Records:
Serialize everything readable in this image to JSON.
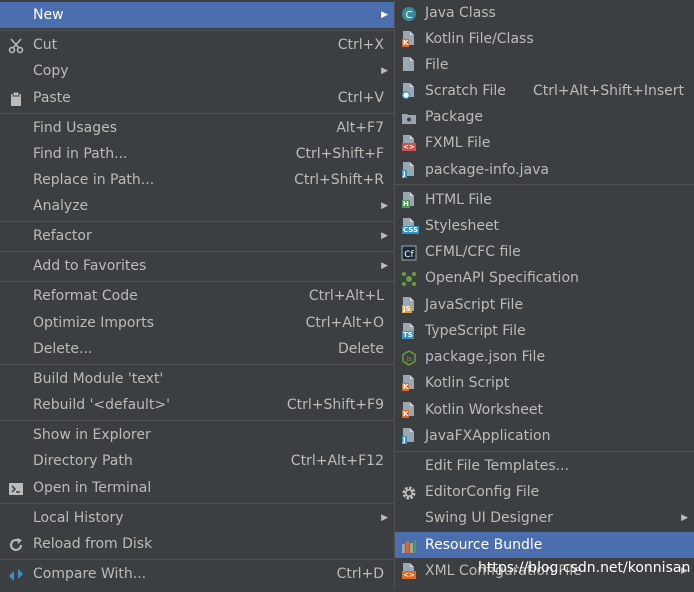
{
  "left_menu": {
    "items": [
      {
        "label": "New",
        "shortcut": "",
        "submenu": true,
        "selected": true
      },
      {
        "label": "Cut",
        "shortcut": "Ctrl+X",
        "icon": "scissors-icon"
      },
      {
        "label": "Copy",
        "shortcut": "",
        "submenu": true
      },
      {
        "label": "Paste",
        "shortcut": "Ctrl+V",
        "icon": "clipboard-icon"
      },
      {
        "label": "Find Usages",
        "shortcut": "Alt+F7"
      },
      {
        "label": "Find in Path...",
        "shortcut": "Ctrl+Shift+F"
      },
      {
        "label": "Replace in Path...",
        "shortcut": "Ctrl+Shift+R"
      },
      {
        "label": "Analyze",
        "shortcut": "",
        "submenu": true
      },
      {
        "label": "Refactor",
        "shortcut": "",
        "submenu": true
      },
      {
        "label": "Add to Favorites",
        "shortcut": "",
        "submenu": true
      },
      {
        "label": "Reformat Code",
        "shortcut": "Ctrl+Alt+L"
      },
      {
        "label": "Optimize Imports",
        "shortcut": "Ctrl+Alt+O"
      },
      {
        "label": "Delete...",
        "shortcut": "Delete"
      },
      {
        "label": "Build Module 'text'",
        "shortcut": ""
      },
      {
        "label": "Rebuild '<default>'",
        "shortcut": "Ctrl+Shift+F9"
      },
      {
        "label": "Show in Explorer",
        "shortcut": ""
      },
      {
        "label": "Directory Path",
        "shortcut": "Ctrl+Alt+F12"
      },
      {
        "label": "Open in Terminal",
        "shortcut": "",
        "icon": "terminal-icon"
      },
      {
        "label": "Local History",
        "shortcut": "",
        "submenu": true
      },
      {
        "label": "Reload from Disk",
        "shortcut": "",
        "icon": "reload-icon"
      },
      {
        "label": "Compare With...",
        "shortcut": "Ctrl+D",
        "icon": "compare-icon"
      }
    ]
  },
  "right_menu": {
    "items": [
      {
        "label": "Java Class",
        "shortcut": "",
        "icon": "java-class-icon"
      },
      {
        "label": "Kotlin File/Class",
        "shortcut": "",
        "icon": "kotlin-file-icon"
      },
      {
        "label": "File",
        "shortcut": "",
        "icon": "file-icon"
      },
      {
        "label": "Scratch File",
        "shortcut": "Ctrl+Alt+Shift+Insert",
        "icon": "scratch-file-icon"
      },
      {
        "label": "Package",
        "shortcut": "",
        "icon": "package-icon"
      },
      {
        "label": "FXML File",
        "shortcut": "",
        "icon": "fxml-file-icon"
      },
      {
        "label": "package-info.java",
        "shortcut": "",
        "icon": "package-info-icon"
      },
      {
        "label": "HTML File",
        "shortcut": "",
        "icon": "html-file-icon"
      },
      {
        "label": "Stylesheet",
        "shortcut": "",
        "icon": "stylesheet-icon"
      },
      {
        "label": "CFML/CFC file",
        "shortcut": "",
        "icon": "cfml-file-icon"
      },
      {
        "label": "OpenAPI Specification",
        "shortcut": "",
        "icon": "openapi-icon"
      },
      {
        "label": "JavaScript File",
        "shortcut": "",
        "icon": "javascript-file-icon"
      },
      {
        "label": "TypeScript File",
        "shortcut": "",
        "icon": "typescript-file-icon"
      },
      {
        "label": "package.json File",
        "shortcut": "",
        "icon": "package-json-icon"
      },
      {
        "label": "Kotlin Script",
        "shortcut": "",
        "icon": "kotlin-script-icon"
      },
      {
        "label": "Kotlin Worksheet",
        "shortcut": "",
        "icon": "kotlin-worksheet-icon"
      },
      {
        "label": "JavaFXApplication",
        "shortcut": "",
        "icon": "javafx-icon"
      },
      {
        "label": "Edit File Templates...",
        "shortcut": ""
      },
      {
        "label": "EditorConfig File",
        "shortcut": "",
        "icon": "gear-icon"
      },
      {
        "label": "Swing UI Designer",
        "shortcut": "",
        "submenu": true
      },
      {
        "label": "Resource Bundle",
        "shortcut": "",
        "icon": "resource-bundle-icon",
        "selected": true
      },
      {
        "label": "XML Configuration File",
        "shortcut": "",
        "submenu": true,
        "icon": "xml-file-icon"
      }
    ]
  },
  "watermark": "https://blog.csdn.net/konnisan",
  "colors": {
    "background": "#3c3f41",
    "selection": "#4b6eaf",
    "text": "#bbbbbb",
    "separator": "#515151"
  }
}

▸ Do this: Pictures in the records should not appear in your copy, but everything else must be transcribed exactly.

▸ Exercise result:
Serialize everything readable in this image to JSON.
{
  "left_menu": {
    "items": [
      {
        "label": "New",
        "shortcut": "",
        "submenu": true,
        "selected": true
      },
      {
        "label": "Cut",
        "shortcut": "Ctrl+X",
        "icon": "scissors-icon"
      },
      {
        "label": "Copy",
        "shortcut": "",
        "submenu": true
      },
      {
        "label": "Paste",
        "shortcut": "Ctrl+V",
        "icon": "clipboard-icon"
      },
      {
        "label": "Find Usages",
        "shortcut": "Alt+F7"
      },
      {
        "label": "Find in Path...",
        "shortcut": "Ctrl+Shift+F"
      },
      {
        "label": "Replace in Path...",
        "shortcut": "Ctrl+Shift+R"
      },
      {
        "label": "Analyze",
        "shortcut": "",
        "submenu": true
      },
      {
        "label": "Refactor",
        "shortcut": "",
        "submenu": true
      },
      {
        "label": "Add to Favorites",
        "shortcut": "",
        "submenu": true
      },
      {
        "label": "Reformat Code",
        "shortcut": "Ctrl+Alt+L"
      },
      {
        "label": "Optimize Imports",
        "shortcut": "Ctrl+Alt+O"
      },
      {
        "label": "Delete...",
        "shortcut": "Delete"
      },
      {
        "label": "Build Module 'text'",
        "shortcut": ""
      },
      {
        "label": "Rebuild '<default>'",
        "shortcut": "Ctrl+Shift+F9"
      },
      {
        "label": "Show in Explorer",
        "shortcut": ""
      },
      {
        "label": "Directory Path",
        "shortcut": "Ctrl+Alt+F12"
      },
      {
        "label": "Open in Terminal",
        "shortcut": "",
        "icon": "terminal-icon"
      },
      {
        "label": "Local History",
        "shortcut": "",
        "submenu": true
      },
      {
        "label": "Reload from Disk",
        "shortcut": "",
        "icon": "reload-icon"
      },
      {
        "label": "Compare With...",
        "shortcut": "Ctrl+D",
        "icon": "compare-icon"
      }
    ]
  },
  "right_menu": {
    "items": [
      {
        "label": "Java Class",
        "shortcut": "",
        "icon": "java-class-icon"
      },
      {
        "label": "Kotlin File/Class",
        "shortcut": "",
        "icon": "kotlin-file-icon"
      },
      {
        "label": "File",
        "shortcut": "",
        "icon": "file-icon"
      },
      {
        "label": "Scratch File",
        "shortcut": "Ctrl+Alt+Shift+Insert",
        "icon": "scratch-file-icon"
      },
      {
        "label": "Package",
        "shortcut": "",
        "icon": "package-icon"
      },
      {
        "label": "FXML File",
        "shortcut": "",
        "icon": "fxml-file-icon"
      },
      {
        "label": "package-info.java",
        "shortcut": "",
        "icon": "package-info-icon"
      },
      {
        "label": "HTML File",
        "shortcut": "",
        "icon": "html-file-icon"
      },
      {
        "label": "Stylesheet",
        "shortcut": "",
        "icon": "stylesheet-icon"
      },
      {
        "label": "CFML/CFC file",
        "shortcut": "",
        "icon": "cfml-file-icon"
      },
      {
        "label": "OpenAPI Specification",
        "shortcut": "",
        "icon": "openapi-icon"
      },
      {
        "label": "JavaScript File",
        "shortcut": "",
        "icon": "javascript-file-icon"
      },
      {
        "label": "TypeScript File",
        "shortcut": "",
        "icon": "typescript-file-icon"
      },
      {
        "label": "package.json File",
        "shortcut": "",
        "icon": "package-json-icon"
      },
      {
        "label": "Kotlin Script",
        "shortcut": "",
        "icon": "kotlin-script-icon"
      },
      {
        "label": "Kotlin Worksheet",
        "shortcut": "",
        "icon": "kotlin-worksheet-icon"
      },
      {
        "label": "JavaFXApplication",
        "shortcut": "",
        "icon": "javafx-icon"
      },
      {
        "label": "Edit File Templates...",
        "shortcut": ""
      },
      {
        "label": "EditorConfig File",
        "shortcut": "",
        "icon": "gear-icon"
      },
      {
        "label": "Swing UI Designer",
        "shortcut": "",
        "submenu": true
      },
      {
        "label": "Resource Bundle",
        "shortcut": "",
        "icon": "resource-bundle-icon",
        "selected": true
      },
      {
        "label": "XML Configuration File",
        "shortcut": "",
        "submenu": true,
        "icon": "xml-file-icon"
      }
    ]
  },
  "watermark": "https://blog.csdn.net/konnisan",
  "colors": {
    "background": "#3c3f41",
    "selection": "#4b6eaf",
    "text": "#bbbbbb",
    "separator": "#515151"
  }
}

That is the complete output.